INFORMATION SHOWN
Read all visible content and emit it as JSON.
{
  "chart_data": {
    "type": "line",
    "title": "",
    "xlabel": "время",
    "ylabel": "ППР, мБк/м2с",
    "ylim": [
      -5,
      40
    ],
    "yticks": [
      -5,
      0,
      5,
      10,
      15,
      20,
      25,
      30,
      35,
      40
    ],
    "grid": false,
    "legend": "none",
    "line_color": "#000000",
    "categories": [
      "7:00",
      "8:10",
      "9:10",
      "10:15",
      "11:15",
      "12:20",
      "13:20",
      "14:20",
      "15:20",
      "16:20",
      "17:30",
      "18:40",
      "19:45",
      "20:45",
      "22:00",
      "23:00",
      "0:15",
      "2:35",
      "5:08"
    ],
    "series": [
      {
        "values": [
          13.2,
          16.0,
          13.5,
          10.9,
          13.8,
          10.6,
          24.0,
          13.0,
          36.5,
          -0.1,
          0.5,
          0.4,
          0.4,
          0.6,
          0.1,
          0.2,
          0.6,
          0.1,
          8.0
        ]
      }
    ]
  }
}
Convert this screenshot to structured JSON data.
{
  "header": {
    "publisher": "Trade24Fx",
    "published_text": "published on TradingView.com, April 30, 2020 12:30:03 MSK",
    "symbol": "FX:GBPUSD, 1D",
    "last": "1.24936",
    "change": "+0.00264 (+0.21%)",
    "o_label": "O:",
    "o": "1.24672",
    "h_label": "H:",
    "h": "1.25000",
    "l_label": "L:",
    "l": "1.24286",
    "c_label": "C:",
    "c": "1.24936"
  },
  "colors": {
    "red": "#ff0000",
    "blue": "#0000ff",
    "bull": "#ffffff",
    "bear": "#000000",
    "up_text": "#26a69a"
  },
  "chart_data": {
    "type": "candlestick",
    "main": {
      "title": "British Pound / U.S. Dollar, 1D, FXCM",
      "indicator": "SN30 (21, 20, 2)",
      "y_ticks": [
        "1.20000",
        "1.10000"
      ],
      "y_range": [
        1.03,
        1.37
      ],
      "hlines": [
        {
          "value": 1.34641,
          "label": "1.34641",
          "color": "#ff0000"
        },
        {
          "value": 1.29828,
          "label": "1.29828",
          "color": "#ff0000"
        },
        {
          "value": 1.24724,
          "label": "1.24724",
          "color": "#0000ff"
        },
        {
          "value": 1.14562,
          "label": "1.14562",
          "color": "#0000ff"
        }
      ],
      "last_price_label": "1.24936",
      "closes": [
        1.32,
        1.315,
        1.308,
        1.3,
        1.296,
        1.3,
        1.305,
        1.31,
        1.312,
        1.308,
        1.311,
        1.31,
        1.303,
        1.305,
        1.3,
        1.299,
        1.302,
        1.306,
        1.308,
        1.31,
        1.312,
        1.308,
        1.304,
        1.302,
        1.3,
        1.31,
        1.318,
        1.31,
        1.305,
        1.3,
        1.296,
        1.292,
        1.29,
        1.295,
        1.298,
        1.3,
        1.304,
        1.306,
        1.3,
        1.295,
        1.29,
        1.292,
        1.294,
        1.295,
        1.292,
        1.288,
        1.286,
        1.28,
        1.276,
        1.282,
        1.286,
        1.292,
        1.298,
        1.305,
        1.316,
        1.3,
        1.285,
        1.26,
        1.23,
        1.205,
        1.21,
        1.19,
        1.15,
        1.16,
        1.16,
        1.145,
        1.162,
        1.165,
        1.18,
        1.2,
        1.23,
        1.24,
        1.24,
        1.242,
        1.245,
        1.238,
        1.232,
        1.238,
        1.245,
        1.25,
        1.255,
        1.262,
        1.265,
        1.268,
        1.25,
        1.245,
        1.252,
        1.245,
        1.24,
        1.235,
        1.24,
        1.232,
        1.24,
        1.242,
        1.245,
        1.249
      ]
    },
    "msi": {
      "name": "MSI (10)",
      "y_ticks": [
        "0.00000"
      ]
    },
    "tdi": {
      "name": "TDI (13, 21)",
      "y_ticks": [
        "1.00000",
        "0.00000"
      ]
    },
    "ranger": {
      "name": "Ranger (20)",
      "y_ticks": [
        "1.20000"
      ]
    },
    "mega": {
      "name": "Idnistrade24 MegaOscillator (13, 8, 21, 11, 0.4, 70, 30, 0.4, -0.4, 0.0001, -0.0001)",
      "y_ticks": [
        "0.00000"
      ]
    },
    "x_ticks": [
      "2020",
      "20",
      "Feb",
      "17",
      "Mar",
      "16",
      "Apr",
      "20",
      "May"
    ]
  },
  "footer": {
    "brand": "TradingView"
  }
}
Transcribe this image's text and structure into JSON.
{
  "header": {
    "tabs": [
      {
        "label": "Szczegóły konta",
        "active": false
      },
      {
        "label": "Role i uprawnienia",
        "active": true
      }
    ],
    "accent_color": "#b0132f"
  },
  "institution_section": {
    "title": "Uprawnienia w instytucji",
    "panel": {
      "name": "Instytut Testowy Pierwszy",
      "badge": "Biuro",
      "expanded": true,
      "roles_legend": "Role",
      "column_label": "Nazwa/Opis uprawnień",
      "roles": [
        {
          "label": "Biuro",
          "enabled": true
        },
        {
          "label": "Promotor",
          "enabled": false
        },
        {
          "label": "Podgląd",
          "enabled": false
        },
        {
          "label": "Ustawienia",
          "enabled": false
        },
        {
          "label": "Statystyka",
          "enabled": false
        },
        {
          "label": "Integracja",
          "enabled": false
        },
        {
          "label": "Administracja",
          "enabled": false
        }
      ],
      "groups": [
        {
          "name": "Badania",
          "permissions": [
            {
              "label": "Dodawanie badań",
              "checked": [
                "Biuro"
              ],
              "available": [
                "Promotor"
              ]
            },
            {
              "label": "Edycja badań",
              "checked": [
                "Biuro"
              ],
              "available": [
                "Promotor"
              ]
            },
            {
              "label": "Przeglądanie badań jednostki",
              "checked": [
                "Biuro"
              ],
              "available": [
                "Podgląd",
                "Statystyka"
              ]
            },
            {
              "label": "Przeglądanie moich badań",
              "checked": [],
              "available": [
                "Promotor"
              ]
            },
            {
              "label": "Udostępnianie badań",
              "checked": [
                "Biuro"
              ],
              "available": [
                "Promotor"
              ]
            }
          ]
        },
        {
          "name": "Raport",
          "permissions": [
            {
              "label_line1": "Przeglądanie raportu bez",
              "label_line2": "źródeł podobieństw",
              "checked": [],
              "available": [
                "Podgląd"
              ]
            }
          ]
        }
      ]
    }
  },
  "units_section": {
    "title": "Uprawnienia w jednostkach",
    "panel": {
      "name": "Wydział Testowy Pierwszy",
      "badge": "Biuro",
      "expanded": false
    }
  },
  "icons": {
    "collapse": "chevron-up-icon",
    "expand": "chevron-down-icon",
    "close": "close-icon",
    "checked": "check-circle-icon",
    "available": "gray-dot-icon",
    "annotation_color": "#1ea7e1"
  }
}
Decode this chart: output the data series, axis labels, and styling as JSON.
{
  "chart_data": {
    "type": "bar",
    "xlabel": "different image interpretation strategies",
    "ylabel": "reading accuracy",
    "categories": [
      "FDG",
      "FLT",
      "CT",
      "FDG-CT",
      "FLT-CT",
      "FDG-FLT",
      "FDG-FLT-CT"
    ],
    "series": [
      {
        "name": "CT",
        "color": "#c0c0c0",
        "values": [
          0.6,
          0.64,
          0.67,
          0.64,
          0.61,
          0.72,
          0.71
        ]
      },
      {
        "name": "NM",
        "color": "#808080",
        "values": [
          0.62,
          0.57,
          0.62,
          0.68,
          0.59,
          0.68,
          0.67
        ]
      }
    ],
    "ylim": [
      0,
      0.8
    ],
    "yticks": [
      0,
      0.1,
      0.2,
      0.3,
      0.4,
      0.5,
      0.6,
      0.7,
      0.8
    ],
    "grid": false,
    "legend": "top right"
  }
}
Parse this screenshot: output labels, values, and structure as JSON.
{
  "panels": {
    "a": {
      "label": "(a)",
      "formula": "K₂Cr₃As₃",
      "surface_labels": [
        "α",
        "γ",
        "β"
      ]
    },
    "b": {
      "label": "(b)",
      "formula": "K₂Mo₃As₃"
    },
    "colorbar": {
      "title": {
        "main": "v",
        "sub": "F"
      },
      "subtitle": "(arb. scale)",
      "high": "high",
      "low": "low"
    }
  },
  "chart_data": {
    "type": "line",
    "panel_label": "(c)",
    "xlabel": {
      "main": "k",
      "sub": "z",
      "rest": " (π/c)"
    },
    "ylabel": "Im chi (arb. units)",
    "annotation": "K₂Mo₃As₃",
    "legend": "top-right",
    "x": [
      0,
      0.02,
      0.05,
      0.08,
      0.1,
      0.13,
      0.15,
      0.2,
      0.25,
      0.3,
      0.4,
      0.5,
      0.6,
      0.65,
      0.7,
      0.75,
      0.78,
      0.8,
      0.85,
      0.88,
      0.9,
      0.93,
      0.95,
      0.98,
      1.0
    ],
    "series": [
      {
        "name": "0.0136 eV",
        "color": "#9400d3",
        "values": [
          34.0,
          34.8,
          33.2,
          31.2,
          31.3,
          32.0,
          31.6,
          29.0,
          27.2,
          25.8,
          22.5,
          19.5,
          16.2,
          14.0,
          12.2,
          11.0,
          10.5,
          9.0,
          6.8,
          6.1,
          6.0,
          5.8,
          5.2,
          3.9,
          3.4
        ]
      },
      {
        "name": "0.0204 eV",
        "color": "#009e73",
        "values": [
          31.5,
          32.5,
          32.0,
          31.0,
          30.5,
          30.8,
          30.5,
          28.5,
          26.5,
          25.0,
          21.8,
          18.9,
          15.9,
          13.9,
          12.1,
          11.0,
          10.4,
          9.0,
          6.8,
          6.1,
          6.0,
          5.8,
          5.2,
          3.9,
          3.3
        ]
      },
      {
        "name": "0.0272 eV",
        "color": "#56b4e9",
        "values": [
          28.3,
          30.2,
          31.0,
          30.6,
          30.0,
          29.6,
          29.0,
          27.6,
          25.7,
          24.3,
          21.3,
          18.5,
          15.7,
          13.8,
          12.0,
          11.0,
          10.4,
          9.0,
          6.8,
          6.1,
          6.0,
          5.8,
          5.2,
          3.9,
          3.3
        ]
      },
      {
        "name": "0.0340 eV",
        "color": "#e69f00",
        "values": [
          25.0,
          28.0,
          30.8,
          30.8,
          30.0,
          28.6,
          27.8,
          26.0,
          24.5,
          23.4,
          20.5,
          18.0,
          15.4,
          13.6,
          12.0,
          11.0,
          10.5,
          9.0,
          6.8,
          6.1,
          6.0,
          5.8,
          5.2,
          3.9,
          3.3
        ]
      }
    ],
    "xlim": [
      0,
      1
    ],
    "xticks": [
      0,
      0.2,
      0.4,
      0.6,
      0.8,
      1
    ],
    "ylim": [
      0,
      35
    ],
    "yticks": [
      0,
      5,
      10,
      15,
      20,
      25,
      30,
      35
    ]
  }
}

WHAT IS NEEDED
Report how many lines include the word "image". Give nothing but the number.

RESULT FOR THIS EXERCISE
2